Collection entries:
▶
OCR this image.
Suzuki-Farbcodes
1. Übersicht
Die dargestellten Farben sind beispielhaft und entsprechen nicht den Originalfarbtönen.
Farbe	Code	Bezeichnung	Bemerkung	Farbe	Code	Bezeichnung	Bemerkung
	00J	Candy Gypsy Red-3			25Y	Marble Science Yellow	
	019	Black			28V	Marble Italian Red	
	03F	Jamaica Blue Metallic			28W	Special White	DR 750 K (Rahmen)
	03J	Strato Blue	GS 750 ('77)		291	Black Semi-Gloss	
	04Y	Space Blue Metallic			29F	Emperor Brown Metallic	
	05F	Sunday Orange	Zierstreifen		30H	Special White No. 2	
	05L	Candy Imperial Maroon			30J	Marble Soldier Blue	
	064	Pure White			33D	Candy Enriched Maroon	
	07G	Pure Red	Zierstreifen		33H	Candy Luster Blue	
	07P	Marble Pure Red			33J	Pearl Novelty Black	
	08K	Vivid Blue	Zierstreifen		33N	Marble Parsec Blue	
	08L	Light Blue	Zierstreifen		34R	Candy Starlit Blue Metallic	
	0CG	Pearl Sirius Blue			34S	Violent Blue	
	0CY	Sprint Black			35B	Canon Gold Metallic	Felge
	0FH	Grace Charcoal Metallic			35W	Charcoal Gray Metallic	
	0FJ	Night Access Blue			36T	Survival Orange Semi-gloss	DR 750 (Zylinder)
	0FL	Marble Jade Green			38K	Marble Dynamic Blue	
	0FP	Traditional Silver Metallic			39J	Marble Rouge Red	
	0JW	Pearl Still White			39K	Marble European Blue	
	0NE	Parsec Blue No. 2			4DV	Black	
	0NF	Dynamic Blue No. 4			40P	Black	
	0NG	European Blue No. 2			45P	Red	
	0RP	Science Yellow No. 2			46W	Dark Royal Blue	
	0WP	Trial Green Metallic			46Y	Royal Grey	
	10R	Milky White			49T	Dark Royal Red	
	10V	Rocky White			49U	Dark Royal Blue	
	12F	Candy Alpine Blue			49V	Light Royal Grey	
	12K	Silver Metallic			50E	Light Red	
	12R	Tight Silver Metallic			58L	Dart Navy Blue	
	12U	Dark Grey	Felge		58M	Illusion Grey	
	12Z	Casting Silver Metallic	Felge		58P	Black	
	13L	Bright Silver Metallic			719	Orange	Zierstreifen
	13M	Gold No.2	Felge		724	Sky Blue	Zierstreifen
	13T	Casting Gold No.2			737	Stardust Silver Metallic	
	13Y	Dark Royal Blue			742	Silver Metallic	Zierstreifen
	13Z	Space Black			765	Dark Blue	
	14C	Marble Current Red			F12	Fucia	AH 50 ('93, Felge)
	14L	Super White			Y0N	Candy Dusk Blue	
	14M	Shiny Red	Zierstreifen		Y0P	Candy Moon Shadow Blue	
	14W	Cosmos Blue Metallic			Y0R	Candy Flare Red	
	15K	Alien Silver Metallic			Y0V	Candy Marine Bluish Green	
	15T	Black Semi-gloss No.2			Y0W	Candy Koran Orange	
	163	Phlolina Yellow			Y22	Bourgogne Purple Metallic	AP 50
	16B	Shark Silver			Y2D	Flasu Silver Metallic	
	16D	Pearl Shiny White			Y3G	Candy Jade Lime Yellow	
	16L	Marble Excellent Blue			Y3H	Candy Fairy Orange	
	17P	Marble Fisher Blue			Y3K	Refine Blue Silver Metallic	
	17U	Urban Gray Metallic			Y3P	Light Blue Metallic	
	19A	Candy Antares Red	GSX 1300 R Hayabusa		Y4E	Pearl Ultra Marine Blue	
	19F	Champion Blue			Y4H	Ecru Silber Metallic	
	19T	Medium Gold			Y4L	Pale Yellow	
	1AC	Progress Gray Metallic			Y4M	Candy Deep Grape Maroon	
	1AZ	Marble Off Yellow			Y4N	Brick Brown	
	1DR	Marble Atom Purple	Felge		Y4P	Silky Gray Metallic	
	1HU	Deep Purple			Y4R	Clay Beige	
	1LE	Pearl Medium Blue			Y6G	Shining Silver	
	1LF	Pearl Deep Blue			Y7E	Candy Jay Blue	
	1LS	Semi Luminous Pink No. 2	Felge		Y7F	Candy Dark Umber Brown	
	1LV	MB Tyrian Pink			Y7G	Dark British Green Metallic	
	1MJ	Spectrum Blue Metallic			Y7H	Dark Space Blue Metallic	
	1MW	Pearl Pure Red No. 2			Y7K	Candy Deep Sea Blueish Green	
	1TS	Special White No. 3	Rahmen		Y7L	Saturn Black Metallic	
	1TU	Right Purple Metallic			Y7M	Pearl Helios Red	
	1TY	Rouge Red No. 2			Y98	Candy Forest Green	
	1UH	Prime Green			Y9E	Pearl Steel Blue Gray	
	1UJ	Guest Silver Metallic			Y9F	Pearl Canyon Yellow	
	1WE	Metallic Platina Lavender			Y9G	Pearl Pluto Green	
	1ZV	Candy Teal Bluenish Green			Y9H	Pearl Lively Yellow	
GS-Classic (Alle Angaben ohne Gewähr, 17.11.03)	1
◀
▶
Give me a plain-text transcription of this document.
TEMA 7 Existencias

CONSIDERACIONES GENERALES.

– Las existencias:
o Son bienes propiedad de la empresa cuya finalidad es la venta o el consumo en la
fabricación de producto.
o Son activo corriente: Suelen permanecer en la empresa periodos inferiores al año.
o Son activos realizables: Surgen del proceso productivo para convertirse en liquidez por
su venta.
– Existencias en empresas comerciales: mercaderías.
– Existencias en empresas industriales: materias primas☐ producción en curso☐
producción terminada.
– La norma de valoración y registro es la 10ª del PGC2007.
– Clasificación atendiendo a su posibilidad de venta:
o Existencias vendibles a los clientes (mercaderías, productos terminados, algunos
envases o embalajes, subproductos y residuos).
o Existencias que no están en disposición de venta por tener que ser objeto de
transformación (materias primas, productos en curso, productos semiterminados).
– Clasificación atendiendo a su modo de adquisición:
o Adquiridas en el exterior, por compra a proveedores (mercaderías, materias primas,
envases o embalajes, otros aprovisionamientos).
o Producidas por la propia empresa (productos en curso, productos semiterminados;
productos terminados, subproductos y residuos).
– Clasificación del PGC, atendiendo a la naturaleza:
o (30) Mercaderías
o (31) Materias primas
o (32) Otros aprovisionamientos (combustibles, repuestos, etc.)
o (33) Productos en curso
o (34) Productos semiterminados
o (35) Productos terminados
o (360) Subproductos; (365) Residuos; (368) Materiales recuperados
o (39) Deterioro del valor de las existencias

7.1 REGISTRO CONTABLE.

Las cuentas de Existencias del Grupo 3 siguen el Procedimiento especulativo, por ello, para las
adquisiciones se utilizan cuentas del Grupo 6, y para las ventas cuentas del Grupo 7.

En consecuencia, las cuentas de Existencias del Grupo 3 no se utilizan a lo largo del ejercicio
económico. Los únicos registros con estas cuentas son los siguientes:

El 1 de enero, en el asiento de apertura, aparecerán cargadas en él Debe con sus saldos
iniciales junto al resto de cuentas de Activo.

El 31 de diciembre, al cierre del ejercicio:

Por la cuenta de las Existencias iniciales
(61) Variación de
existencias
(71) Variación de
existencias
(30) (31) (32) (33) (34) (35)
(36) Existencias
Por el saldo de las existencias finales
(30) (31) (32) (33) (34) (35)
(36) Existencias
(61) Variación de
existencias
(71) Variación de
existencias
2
◀
▶
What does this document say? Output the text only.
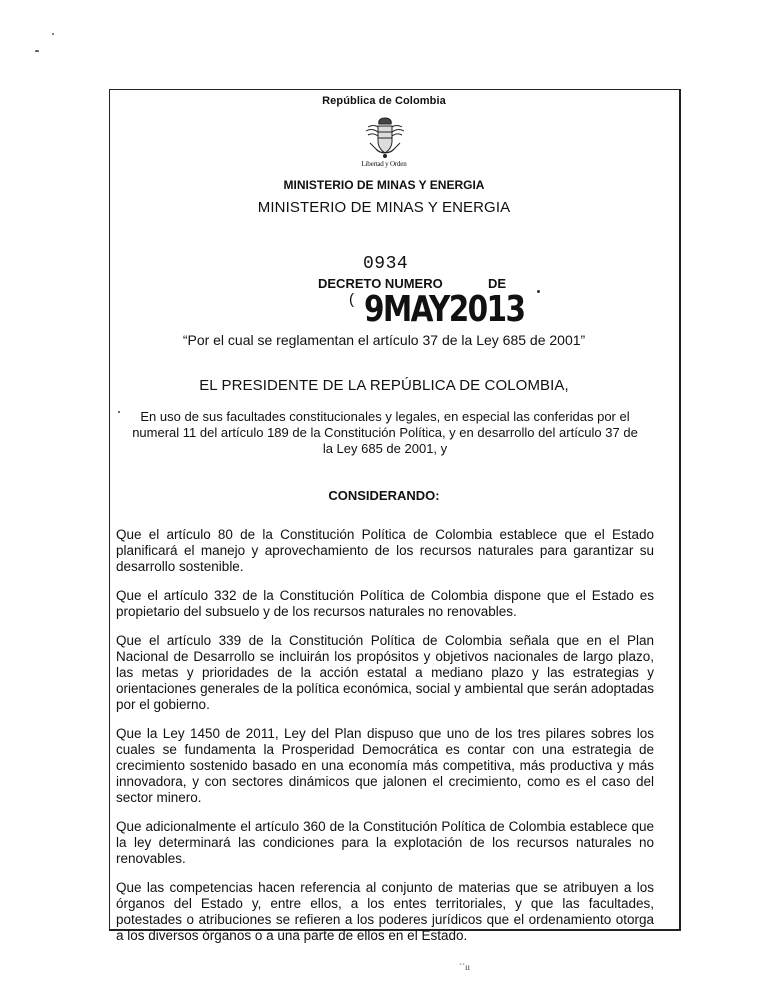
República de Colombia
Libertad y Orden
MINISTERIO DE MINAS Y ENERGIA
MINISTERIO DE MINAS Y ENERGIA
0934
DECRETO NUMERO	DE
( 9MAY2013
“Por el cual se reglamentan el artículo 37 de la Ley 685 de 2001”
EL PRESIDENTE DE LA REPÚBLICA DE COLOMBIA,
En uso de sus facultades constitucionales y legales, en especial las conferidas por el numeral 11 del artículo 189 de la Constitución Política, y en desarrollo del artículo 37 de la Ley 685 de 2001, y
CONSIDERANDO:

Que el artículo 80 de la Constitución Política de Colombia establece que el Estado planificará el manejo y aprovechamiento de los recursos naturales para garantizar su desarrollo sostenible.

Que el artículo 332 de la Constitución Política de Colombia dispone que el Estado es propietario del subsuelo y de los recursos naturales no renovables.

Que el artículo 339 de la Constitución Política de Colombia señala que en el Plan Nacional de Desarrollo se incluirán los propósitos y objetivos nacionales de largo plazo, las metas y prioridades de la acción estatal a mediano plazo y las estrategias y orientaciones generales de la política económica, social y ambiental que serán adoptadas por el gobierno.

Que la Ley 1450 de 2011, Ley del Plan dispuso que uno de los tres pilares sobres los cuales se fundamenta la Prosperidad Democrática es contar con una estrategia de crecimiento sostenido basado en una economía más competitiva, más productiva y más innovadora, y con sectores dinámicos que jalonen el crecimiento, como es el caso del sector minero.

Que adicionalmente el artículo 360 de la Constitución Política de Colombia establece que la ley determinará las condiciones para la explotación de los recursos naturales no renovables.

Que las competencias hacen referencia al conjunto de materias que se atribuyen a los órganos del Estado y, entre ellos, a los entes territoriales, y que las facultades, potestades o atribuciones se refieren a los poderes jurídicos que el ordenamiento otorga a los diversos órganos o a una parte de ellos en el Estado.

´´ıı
◀
• _Task statement_:
Identify how many lines in the entries above include the string "Rouge", then state that number alone.

• _Answer to the problem_:
2